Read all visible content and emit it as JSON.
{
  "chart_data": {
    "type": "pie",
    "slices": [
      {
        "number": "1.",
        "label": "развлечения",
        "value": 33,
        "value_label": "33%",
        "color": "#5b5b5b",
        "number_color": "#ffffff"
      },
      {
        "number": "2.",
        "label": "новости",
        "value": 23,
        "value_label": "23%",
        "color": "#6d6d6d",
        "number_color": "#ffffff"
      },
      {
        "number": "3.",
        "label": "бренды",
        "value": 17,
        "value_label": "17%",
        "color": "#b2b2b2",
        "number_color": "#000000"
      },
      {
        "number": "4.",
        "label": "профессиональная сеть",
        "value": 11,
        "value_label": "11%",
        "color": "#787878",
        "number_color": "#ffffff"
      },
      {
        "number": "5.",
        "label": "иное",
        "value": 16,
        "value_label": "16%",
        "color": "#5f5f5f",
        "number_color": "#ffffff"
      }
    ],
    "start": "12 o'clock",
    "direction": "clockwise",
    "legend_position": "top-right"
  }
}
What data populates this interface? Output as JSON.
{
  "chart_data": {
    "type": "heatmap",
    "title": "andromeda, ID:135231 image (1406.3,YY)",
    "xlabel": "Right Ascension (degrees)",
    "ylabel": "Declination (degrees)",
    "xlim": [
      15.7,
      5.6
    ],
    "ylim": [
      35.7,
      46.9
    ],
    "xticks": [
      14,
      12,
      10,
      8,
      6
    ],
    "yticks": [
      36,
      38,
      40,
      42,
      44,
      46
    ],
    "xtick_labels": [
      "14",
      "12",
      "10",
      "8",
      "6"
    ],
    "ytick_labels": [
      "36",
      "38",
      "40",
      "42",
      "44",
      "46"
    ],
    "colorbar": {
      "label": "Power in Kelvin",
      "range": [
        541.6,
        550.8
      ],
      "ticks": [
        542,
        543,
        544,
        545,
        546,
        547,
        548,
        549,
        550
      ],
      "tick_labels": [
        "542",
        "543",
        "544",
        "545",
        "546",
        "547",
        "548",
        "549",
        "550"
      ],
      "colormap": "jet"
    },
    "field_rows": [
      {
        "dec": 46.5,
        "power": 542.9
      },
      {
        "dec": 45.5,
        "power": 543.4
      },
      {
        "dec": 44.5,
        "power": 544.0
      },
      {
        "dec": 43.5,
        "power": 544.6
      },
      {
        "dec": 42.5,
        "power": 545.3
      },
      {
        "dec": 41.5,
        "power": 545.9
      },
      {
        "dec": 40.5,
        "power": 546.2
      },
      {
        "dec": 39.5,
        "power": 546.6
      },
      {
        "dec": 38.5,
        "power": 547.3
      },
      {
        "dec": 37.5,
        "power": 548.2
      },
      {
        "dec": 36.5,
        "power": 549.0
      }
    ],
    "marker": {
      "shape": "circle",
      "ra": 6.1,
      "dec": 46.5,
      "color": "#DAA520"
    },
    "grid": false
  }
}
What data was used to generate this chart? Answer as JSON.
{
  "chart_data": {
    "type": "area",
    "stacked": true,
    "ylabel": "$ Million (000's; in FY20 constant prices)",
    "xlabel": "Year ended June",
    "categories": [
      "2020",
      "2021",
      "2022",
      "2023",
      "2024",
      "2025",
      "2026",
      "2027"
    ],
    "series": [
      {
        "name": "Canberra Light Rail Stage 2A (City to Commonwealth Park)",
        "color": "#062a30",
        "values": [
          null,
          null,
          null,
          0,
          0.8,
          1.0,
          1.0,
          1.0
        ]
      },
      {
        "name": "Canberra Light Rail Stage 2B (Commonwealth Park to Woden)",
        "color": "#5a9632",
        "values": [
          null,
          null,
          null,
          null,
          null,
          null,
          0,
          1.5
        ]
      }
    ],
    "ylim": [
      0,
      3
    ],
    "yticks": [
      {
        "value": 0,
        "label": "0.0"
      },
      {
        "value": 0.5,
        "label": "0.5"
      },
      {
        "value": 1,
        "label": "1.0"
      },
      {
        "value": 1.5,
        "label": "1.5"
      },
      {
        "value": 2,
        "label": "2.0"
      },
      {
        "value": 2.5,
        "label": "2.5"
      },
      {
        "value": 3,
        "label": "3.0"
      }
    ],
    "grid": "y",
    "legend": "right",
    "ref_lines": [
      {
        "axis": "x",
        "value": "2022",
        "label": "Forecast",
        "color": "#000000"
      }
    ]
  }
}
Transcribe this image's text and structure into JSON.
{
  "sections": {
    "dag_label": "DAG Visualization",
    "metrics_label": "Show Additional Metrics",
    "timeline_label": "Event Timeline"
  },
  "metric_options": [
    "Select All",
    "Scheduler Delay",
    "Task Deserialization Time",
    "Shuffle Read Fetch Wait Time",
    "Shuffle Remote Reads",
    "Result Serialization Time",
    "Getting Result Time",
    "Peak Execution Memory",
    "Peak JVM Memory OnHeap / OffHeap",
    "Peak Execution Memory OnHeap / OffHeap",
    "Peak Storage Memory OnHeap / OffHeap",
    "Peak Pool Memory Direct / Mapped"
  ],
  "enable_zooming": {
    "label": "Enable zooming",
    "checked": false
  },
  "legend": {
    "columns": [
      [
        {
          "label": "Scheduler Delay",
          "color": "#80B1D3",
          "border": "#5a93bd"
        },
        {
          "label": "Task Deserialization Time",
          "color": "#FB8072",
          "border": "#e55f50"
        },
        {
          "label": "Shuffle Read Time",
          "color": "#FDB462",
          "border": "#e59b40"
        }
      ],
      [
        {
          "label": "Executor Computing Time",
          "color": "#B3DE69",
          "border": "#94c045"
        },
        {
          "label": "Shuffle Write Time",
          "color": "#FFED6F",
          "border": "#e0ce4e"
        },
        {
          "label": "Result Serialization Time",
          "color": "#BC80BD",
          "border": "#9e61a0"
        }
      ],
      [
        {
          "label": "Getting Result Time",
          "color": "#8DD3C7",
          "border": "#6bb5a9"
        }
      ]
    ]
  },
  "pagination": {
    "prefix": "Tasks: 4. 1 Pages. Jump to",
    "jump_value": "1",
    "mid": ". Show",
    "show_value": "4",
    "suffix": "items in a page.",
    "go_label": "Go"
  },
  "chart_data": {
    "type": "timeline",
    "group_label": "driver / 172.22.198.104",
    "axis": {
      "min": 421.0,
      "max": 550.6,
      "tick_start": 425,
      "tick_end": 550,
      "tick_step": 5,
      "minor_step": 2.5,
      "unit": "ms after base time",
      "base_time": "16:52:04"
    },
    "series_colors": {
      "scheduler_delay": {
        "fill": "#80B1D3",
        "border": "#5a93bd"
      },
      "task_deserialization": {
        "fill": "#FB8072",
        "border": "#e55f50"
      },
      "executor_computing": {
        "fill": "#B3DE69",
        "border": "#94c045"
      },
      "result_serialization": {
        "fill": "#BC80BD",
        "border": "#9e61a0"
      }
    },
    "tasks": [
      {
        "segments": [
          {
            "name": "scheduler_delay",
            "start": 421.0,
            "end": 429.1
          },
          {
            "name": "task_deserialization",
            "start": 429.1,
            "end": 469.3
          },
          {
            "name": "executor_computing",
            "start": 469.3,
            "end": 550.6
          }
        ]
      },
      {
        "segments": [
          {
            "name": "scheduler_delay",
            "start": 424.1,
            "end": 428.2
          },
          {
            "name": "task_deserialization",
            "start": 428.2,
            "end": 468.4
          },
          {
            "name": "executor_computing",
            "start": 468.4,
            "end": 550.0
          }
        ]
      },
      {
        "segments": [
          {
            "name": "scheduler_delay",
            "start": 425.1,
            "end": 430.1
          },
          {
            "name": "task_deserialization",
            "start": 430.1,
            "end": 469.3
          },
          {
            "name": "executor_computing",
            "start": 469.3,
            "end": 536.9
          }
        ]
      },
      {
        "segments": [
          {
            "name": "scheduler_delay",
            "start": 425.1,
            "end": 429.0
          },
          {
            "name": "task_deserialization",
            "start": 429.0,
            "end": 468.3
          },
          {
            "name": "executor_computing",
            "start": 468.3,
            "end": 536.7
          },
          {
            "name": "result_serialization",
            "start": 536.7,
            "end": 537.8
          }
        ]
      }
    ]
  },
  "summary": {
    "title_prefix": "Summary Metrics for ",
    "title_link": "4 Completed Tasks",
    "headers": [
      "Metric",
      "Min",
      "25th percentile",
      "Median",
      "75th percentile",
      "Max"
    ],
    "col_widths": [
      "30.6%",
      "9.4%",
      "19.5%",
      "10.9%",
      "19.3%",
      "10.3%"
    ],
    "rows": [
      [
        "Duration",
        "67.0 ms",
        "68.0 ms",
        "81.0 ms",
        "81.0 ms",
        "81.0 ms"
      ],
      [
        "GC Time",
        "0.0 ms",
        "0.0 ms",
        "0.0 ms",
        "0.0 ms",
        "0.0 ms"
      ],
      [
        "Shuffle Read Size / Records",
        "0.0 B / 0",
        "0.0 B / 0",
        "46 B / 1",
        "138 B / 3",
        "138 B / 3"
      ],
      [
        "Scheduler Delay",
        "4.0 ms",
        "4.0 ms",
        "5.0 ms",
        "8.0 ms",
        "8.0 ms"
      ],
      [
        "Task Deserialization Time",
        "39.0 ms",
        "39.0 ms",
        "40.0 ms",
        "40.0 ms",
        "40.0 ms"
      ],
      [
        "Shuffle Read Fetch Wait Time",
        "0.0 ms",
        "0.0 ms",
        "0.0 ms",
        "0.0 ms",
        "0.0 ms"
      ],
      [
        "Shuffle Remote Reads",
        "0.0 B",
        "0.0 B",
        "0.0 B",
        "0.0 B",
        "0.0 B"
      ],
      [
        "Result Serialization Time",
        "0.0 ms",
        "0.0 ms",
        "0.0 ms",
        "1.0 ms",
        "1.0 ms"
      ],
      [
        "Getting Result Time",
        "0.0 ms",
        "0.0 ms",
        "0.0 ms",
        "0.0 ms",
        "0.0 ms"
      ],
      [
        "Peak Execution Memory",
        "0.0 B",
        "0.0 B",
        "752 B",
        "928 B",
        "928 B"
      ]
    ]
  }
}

§ **Given instruction**
Write out every line of the data that holds the word "JSON".

§ **The output**
Read all visible content and emit it as JSON.
What data populates this interface? Output as JSON.
What data was used to generate this chart? Answer as JSON.
Transcribe this image's text and structure into JSON.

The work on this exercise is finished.